Would you pull out every line of the material that contains the string "recommended"?

— Start of Records —

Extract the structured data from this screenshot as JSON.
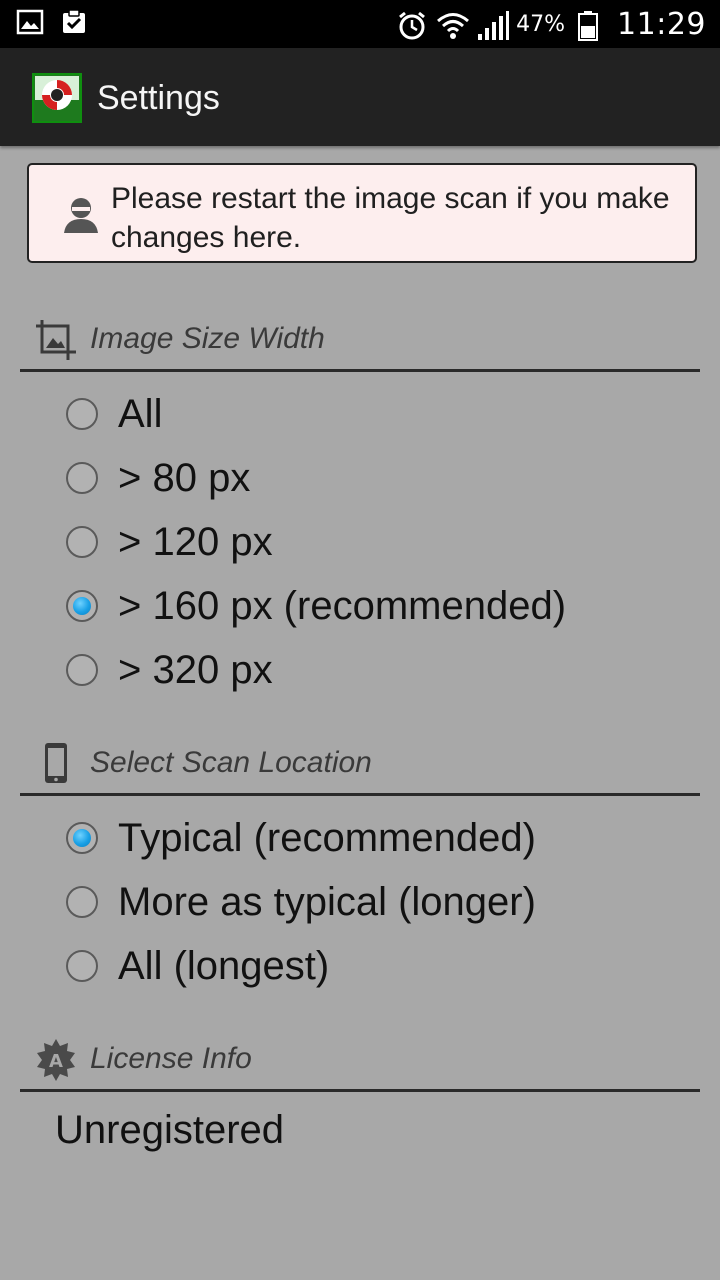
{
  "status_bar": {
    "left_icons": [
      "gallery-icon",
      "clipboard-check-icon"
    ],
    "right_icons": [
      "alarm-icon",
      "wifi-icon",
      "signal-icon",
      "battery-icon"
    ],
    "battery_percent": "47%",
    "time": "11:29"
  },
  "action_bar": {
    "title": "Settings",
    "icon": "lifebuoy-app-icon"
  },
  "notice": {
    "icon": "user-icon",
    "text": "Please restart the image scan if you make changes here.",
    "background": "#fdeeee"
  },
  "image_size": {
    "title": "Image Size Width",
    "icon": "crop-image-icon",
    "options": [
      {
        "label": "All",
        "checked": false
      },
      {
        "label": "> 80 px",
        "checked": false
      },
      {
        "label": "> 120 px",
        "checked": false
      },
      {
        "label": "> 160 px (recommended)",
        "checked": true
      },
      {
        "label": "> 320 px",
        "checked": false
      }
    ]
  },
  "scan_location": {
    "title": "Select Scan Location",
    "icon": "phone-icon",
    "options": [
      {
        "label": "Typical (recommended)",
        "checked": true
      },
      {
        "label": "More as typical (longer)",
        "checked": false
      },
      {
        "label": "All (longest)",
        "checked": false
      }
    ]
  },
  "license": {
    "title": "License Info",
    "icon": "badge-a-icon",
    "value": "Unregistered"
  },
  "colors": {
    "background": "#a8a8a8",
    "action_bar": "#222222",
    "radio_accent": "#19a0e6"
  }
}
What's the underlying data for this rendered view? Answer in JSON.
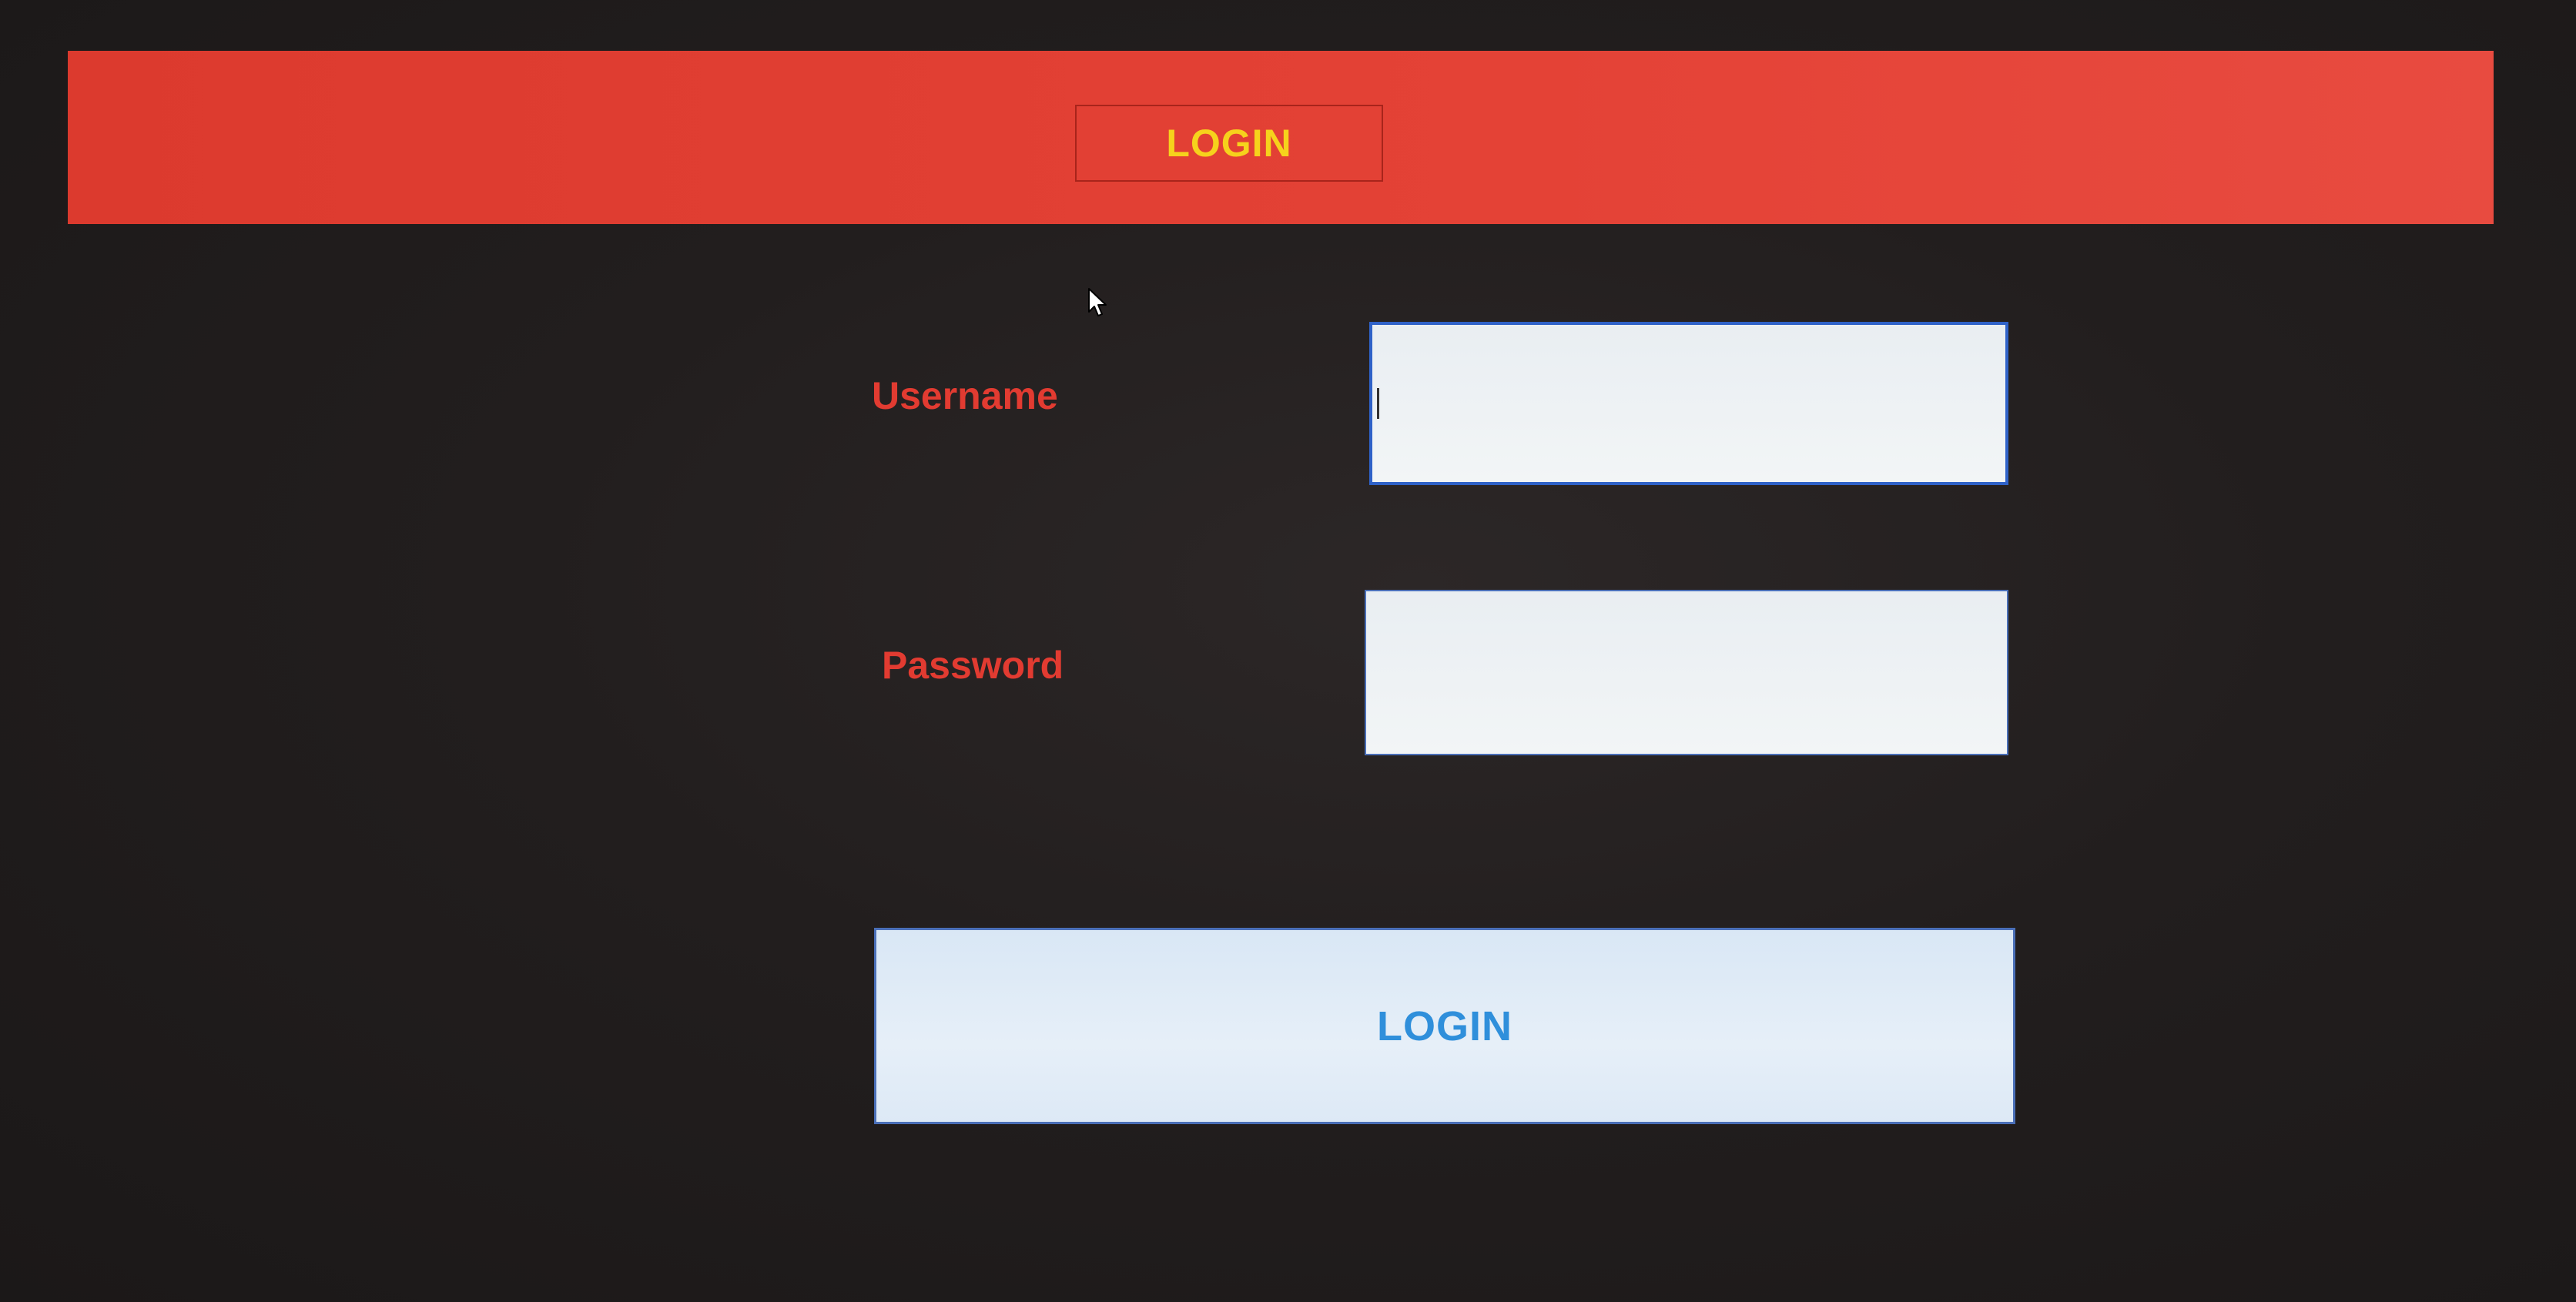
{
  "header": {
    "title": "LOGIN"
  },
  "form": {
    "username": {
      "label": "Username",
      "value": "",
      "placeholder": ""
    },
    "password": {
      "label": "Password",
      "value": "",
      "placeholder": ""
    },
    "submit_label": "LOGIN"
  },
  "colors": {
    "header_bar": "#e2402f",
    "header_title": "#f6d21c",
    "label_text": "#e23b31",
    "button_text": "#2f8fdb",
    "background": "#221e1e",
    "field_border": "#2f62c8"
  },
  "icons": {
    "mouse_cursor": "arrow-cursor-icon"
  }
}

— End of Records —

Solution for this problem:
        "label": "> 160 px (recommended)",
        "label": "Typical (recommended)",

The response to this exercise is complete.